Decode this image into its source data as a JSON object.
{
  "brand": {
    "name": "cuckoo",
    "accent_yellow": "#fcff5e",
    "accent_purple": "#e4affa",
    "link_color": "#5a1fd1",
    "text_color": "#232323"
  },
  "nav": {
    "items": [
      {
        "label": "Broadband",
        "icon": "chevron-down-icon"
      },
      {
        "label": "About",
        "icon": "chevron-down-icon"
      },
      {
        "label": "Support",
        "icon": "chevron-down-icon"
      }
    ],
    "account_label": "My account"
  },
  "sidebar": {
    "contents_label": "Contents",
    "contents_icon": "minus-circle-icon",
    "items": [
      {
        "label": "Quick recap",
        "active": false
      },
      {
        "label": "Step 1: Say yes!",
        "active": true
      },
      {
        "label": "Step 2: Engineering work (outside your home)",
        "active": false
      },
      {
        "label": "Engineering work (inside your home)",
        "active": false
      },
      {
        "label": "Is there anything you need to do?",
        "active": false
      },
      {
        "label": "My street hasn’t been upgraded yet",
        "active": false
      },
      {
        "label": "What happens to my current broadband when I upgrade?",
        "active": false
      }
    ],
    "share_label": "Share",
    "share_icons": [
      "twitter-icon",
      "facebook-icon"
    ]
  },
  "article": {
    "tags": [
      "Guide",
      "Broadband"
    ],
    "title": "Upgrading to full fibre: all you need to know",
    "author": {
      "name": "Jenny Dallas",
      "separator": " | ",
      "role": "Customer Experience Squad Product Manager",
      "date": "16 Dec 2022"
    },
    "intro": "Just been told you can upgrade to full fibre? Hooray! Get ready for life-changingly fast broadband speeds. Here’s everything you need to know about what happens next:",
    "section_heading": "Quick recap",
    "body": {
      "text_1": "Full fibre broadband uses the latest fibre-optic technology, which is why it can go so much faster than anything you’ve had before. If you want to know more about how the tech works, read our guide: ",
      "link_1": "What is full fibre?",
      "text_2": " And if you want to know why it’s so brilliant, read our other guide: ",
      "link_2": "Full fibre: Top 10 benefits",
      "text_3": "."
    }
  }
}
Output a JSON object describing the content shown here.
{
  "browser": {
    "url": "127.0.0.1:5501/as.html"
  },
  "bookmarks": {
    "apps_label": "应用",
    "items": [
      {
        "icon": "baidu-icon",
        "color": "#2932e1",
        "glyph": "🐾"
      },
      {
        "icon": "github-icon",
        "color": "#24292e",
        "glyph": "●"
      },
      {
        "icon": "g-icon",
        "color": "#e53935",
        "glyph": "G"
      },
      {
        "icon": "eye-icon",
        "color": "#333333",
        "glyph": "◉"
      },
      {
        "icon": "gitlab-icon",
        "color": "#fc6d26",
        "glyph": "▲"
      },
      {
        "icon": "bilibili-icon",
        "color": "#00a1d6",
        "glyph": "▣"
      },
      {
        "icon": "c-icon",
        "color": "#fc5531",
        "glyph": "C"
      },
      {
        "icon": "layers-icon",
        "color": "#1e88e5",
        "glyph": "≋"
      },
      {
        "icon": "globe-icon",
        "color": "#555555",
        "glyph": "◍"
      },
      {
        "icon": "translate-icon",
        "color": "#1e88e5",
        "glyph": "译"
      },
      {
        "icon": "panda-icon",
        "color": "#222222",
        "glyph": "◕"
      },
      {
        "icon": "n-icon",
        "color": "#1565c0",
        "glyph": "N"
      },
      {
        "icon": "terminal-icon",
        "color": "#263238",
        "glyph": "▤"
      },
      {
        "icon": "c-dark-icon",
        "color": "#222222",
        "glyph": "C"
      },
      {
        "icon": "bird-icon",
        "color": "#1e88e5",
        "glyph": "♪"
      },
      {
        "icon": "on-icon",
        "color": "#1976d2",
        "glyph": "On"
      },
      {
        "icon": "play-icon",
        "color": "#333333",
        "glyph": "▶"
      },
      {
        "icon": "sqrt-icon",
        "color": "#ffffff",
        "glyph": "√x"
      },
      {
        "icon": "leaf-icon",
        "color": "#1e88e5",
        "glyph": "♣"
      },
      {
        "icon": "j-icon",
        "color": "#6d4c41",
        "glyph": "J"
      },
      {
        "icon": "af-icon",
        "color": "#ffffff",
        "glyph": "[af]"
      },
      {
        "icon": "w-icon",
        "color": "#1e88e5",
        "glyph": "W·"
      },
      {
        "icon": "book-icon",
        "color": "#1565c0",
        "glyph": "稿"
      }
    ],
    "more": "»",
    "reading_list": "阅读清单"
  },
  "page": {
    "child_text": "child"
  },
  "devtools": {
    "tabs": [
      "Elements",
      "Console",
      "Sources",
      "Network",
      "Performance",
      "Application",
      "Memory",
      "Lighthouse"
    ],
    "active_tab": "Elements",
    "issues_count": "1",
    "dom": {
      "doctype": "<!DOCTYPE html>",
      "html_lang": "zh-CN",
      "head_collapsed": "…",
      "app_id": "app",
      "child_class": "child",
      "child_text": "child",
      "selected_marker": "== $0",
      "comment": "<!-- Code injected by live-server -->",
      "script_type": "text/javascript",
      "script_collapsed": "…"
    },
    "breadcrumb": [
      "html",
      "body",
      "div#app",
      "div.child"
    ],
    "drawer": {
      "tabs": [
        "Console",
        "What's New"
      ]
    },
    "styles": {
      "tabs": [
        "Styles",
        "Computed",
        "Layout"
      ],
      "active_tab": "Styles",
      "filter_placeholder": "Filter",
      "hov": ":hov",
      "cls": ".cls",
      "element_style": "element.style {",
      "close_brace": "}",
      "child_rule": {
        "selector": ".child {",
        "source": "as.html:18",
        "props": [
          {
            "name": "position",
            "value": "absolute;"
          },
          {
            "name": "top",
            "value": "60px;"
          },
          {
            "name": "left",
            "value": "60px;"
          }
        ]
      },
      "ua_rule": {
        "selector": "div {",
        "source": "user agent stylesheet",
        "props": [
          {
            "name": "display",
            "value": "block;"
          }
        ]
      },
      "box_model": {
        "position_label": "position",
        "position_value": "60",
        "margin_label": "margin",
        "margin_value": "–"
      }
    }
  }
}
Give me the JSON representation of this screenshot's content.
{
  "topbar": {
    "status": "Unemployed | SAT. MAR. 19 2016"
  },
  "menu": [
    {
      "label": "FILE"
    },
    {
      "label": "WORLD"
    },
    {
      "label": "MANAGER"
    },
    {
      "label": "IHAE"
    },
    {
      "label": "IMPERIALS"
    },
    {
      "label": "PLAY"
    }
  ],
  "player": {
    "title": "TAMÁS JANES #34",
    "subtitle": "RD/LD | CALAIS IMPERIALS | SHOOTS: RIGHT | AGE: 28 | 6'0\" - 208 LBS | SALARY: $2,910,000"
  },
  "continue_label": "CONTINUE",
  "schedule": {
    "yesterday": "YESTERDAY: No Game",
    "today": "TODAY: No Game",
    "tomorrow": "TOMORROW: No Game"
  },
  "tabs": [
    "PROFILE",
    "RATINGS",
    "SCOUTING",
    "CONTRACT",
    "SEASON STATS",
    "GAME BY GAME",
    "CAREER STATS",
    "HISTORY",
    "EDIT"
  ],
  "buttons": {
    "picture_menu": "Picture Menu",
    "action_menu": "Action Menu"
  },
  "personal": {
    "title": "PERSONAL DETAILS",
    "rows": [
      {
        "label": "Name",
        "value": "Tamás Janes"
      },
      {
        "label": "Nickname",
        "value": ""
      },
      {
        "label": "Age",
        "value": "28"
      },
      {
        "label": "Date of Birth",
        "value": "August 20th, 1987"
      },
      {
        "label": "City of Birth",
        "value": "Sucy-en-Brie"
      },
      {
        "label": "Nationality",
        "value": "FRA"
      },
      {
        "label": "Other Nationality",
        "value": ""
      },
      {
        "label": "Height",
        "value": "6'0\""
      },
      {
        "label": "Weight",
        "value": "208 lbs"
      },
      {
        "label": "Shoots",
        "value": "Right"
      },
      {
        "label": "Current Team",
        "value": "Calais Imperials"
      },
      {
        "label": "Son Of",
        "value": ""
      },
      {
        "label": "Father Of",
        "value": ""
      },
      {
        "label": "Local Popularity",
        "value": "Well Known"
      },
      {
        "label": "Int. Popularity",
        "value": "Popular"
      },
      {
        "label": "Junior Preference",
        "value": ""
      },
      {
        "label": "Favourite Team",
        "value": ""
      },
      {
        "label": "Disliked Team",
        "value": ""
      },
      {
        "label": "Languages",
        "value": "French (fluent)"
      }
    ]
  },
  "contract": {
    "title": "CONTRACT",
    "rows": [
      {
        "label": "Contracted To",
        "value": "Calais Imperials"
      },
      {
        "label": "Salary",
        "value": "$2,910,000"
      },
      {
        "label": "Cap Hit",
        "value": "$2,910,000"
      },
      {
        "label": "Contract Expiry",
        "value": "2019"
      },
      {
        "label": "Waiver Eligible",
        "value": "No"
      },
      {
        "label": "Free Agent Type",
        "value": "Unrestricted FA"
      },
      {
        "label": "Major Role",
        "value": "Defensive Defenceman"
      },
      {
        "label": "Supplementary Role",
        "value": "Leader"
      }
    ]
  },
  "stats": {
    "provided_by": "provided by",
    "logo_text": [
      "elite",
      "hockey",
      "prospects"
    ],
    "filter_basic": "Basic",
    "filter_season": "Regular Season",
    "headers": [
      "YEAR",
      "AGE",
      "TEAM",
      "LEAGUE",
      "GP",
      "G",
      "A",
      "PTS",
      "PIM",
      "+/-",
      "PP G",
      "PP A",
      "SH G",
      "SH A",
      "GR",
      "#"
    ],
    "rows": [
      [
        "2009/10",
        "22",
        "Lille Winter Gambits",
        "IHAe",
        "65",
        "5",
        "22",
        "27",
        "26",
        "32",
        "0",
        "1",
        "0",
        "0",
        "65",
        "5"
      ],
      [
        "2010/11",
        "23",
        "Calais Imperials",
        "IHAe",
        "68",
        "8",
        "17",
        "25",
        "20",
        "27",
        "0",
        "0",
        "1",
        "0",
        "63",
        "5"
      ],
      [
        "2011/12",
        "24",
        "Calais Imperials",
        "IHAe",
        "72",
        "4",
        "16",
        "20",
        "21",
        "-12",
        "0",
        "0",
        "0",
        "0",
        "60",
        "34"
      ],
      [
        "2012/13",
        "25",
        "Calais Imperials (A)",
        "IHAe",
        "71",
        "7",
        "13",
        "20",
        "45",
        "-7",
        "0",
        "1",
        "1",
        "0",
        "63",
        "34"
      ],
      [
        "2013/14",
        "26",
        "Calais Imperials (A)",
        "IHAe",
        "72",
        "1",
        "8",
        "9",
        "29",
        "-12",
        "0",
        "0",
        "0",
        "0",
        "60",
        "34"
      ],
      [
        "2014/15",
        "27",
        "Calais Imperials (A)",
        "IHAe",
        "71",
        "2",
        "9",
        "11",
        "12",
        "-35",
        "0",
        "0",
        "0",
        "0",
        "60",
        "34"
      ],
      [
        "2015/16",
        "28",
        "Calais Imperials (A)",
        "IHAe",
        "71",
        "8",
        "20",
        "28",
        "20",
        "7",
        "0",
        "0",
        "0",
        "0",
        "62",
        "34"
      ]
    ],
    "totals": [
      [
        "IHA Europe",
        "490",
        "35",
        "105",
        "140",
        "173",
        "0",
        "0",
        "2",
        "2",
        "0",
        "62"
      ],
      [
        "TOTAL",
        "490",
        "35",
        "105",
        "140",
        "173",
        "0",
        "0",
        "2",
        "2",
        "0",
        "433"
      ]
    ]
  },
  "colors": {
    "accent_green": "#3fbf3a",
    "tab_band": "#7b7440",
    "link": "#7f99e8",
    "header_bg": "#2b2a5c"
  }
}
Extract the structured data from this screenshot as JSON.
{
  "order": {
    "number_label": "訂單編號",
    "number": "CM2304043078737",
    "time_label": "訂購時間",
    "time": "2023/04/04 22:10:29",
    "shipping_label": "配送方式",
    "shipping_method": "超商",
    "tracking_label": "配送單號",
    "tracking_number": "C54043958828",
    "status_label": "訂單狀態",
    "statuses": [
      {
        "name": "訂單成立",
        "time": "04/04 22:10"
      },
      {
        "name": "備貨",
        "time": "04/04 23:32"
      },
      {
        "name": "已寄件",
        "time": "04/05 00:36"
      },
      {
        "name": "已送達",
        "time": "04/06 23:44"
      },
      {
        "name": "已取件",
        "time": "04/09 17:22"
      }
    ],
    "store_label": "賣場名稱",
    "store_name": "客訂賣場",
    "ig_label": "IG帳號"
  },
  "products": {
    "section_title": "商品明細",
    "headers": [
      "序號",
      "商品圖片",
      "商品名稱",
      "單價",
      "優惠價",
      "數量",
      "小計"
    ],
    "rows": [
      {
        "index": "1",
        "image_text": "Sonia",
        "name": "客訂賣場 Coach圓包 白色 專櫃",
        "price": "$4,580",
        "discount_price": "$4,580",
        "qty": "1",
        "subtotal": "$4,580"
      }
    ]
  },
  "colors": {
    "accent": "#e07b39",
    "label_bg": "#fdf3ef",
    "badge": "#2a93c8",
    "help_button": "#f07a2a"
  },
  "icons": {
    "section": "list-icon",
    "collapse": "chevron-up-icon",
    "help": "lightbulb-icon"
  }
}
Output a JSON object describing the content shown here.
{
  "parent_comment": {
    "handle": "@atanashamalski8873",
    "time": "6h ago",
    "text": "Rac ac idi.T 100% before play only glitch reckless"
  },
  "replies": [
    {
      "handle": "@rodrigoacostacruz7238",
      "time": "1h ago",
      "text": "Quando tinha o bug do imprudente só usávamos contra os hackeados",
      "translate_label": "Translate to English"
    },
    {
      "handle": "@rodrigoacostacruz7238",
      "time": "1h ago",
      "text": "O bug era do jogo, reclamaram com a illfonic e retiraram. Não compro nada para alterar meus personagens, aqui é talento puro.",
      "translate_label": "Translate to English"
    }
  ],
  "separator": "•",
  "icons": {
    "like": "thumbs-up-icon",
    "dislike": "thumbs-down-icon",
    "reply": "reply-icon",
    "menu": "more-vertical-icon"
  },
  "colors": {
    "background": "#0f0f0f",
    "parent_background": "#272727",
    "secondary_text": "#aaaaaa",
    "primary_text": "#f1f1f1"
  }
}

........

● **Task prompt**: Collect every line from the records above that contains the word "thumbs".

● **Answer to this problem**:
    "like": "thumbs-up-icon",
    "dislike": "thumbs-down-icon",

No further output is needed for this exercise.